> _TASK OBJECTIVE_: Reproduce the full listing that appears beneath this instruction exactly.

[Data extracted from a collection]
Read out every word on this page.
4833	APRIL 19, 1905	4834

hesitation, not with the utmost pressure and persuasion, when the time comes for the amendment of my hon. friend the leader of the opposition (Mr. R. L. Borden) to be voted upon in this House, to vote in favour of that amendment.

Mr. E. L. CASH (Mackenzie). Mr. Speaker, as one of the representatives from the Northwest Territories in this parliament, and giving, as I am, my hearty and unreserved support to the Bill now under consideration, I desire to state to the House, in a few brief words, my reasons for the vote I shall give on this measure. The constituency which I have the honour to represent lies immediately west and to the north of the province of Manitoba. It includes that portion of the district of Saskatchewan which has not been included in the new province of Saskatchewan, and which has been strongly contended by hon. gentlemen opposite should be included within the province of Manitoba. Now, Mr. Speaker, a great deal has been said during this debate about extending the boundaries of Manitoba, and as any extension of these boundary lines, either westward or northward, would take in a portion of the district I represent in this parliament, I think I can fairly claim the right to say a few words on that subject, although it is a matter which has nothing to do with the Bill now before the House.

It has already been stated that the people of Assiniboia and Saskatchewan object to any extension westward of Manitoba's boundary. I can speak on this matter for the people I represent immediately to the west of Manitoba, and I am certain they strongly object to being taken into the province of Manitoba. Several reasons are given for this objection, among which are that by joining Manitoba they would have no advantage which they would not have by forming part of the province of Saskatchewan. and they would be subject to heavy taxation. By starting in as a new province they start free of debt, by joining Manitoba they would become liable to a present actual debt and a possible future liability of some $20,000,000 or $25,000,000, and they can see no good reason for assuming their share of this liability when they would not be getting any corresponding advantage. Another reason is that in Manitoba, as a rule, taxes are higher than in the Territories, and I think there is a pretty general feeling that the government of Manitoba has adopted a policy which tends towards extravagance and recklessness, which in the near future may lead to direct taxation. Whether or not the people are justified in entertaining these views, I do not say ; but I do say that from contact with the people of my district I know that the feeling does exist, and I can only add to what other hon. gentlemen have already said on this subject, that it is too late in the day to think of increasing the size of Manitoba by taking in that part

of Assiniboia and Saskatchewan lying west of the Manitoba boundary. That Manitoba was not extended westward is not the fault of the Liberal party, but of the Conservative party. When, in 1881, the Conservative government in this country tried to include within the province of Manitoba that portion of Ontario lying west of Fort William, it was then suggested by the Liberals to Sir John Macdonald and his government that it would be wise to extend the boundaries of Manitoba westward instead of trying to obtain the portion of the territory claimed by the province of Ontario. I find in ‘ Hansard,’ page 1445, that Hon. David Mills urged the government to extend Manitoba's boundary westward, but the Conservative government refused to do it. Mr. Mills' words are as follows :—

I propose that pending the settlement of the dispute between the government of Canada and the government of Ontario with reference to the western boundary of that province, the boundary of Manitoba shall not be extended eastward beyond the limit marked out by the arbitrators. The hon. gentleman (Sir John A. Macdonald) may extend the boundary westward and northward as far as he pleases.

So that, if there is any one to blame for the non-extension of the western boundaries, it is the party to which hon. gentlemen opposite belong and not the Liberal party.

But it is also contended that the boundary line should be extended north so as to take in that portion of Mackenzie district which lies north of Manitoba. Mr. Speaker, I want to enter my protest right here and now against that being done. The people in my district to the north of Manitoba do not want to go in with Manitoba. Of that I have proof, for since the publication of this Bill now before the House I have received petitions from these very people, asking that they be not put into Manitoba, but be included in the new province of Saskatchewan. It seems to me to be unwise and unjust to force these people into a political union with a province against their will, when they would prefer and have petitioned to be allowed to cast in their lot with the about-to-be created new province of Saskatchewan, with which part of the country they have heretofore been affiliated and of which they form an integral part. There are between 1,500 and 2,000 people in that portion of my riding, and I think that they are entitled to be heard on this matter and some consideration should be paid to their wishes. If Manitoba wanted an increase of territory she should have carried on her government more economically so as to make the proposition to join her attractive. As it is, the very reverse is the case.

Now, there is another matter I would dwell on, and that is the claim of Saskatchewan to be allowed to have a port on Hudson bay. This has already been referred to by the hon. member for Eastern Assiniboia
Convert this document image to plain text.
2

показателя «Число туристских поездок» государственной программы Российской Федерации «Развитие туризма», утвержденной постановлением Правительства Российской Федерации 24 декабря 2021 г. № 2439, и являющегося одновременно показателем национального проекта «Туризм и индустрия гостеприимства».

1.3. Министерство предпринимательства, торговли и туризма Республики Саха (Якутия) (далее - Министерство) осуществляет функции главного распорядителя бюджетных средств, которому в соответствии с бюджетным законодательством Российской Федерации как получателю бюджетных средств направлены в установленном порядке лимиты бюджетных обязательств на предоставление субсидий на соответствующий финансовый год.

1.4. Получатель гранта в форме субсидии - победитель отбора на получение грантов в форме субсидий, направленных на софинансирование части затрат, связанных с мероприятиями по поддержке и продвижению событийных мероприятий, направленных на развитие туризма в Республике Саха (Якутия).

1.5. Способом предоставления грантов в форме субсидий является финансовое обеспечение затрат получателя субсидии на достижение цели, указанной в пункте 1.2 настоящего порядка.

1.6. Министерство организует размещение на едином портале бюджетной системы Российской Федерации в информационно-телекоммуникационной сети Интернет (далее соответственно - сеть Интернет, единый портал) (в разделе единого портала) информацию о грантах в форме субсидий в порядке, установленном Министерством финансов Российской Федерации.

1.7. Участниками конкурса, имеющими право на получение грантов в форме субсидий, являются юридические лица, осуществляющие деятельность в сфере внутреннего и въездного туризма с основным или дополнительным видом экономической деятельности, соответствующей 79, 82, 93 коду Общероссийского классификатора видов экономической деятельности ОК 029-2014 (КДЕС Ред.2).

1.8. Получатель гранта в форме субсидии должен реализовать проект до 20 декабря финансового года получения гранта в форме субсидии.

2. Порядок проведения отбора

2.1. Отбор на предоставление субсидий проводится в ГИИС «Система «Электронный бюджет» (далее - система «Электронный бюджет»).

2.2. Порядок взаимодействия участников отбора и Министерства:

> _THE REPLY_:
Read out every word on this page.
4833	APRIL 19, 1905	4834

hesitation, not with the utmost pressure and persuasion, when the time comes for the amendment of my hon. friend the leader of the opposition (Mr. R. L. Borden) to be voted upon in this House, to vote in favour of that amendment.

Mr. E. L. CASH (Mackenzie). Mr. Speaker, as one of the representatives from the Northwest Territories in this parliament, and giving, as I am, my hearty and unreserved support to the Bill now under consideration, I desire to state to the House, in a few brief words, my reasons for the vote I shall give on this measure. The constituency which I have the honour to represent lies immediately west and to the north of the province of Manitoba. It includes that portion of the district of Saskatchewan which has not been included in the new province of Saskatchewan, and which has been strongly contended by hon. gentlemen opposite should be included within the province of Manitoba. Now, Mr. Speaker, a great deal has been said during this debate about extending the boundaries of Manitoba, and as any extension of these boundary lines, either westward or northward, would take in a portion of the district I represent in this parliament, I think I can fairly claim the right to say a few words on that subject, although it is a matter which has nothing to do with the Bill now before the House.

It has already been stated that the people of Assiniboia and Saskatchewan object to any extension westward of Manitoba's boundary. I can speak on this matter for the people I represent immediately to the west of Manitoba, and I am certain they strongly object to being taken into the province of Manitoba. Several reasons are given for this objection, among which are that by joining Manitoba they would have no advantage which they would not have by forming part of the province of Saskatchewan. and they would be subject to heavy taxation. By starting in as a new province they start free of debt, by joining Manitoba they would become liable to a present actual debt and a possible future liability of some $20,000,000 or $25,000,000, and they can see no good reason for assuming their share of this liability when they would not be getting any corresponding advantage. Another reason is that in Manitoba, as a rule, taxes are higher than in the Territories, and I think there is a pretty general feeling that the government of Manitoba has adopted a policy which tends towards extravagance and recklessness, which in the near future may lead to direct taxation. Whether or not the people are justified in entertaining these views, I do not say ; but I do say that from contact with the people of my district I know that the feeling does exist, and I can only add to what other hon. gentlemen have already said on this subject, that it is too late in the day to think of increasing the size of Manitoba by taking in that part

of Assiniboia and Saskatchewan lying west of the Manitoba boundary. That Manitoba was not extended westward is not the fault of the Liberal party, but of the Conservative party. When, in 1881, the Conservative government in this country tried to include within the province of Manitoba that portion of Ontario lying west of Fort William, it was then suggested by the Liberals to Sir John Macdonald and his government that it would be wise to extend the boundaries of Manitoba westward instead of trying to obtain the portion of the territory claimed by the province of Ontario. I find in ‘ Hansard,’ page 1445, that Hon. David Mills urged the government to extend Manitoba's boundary westward, but the Conservative government refused to do it. Mr. Mills' words are as follows :—

I propose that pending the settlement of the dispute between the government of Canada and the government of Ontario with reference to the western boundary of that province, the boundary of Manitoba shall not be extended eastward beyond the limit marked out by the arbitrators. The hon. gentleman (Sir John A. Macdonald) may extend the boundary westward and northward as far as he pleases.

So that, if there is any one to blame for the non-extension of the western boundaries, it is the party to which hon. gentlemen opposite belong and not the Liberal party.

But it is also contended that the boundary line should be extended north so as to take in that portion of Mackenzie district which lies north of Manitoba. Mr. Speaker, I want to enter my protest right here and now against that being done. The people in my district to the north of Manitoba do not want to go in with Manitoba. Of that I have proof, for since the publication of this Bill now before the House I have received petitions from these very people, asking that they be not put into Manitoba, but be included in the new province of Saskatchewan. It seems to me to be unwise and unjust to force these people into a political union with a province against their will, when they would prefer and have petitioned to be allowed to cast in their lot with the about-to-be created new province of Saskatchewan, with which part of the country they have heretofore been affiliated and of which they form an integral part. There are between 1,500 and 2,000 people in that portion of my riding, and I think that they are entitled to be heard on this matter and some consideration should be paid to their wishes. If Manitoba wanted an increase of territory she should have carried on her government more economically so as to make the proposition to join her attractive. As it is, the very reverse is the case.

Now, there is another matter I would dwell on, and that is the claim of Saskatchewan to be allowed to have a port on Hudson bay. This has already been referred to by the hon. member for Eastern Assiniboia
Convert this document image to plain text.
2

показателя «Число туристских поездок» государственной программы Российской Федерации «Развитие туризма», утвержденной постановлением Правительства Российской Федерации 24 декабря 2021 г. № 2439, и являющегося одновременно показателем национального проекта «Туризм и индустрия гостеприимства».

1.3. Министерство предпринимательства, торговли и туризма Республики Саха (Якутия) (далее - Министерство) осуществляет функции главного распорядителя бюджетных средств, которому в соответствии с бюджетным законодательством Российской Федерации как получателю бюджетных средств направлены в установленном порядке лимиты бюджетных обязательств на предоставление субсидий на соответствующий финансовый год.

1.4. Получатель гранта в форме субсидии - победитель отбора на получение грантов в форме субсидий, направленных на софинансирование части затрат, связанных с мероприятиями по поддержке и продвижению событийных мероприятий, направленных на развитие туризма в Республике Саха (Якутия).

1.5. Способом предоставления грантов в форме субсидий является финансовое обеспечение затрат получателя субсидии на достижение цели, указанной в пункте 1.2 настоящего порядка.

1.6. Министерство организует размещение на едином портале бюджетной системы Российской Федерации в информационно-телекоммуникационной сети Интернет (далее соответственно - сеть Интернет, единый портал) (в разделе единого портала) информацию о грантах в форме субсидий в порядке, установленном Министерством финансов Российской Федерации.

1.7. Участниками конкурса, имеющими право на получение грантов в форме субсидий, являются юридические лица, осуществляющие деятельность в сфере внутреннего и въездного туризма с основным или дополнительным видом экономической деятельности, соответствующей 79, 82, 93 коду Общероссийского классификатора видов экономической деятельности ОК 029-2014 (КДЕС Ред.2).

1.8. Получатель гранта в форме субсидии должен реализовать проект до 20 декабря финансового года получения гранта в форме субсидии.

2. Порядок проведения отбора

2.1. Отбор на предоставление субсидий проводится в ГИИС «Система «Электронный бюджет» (далее - система «Электронный бюджет»).

2.2. Порядок взаимодействия участников отбора и Министерства:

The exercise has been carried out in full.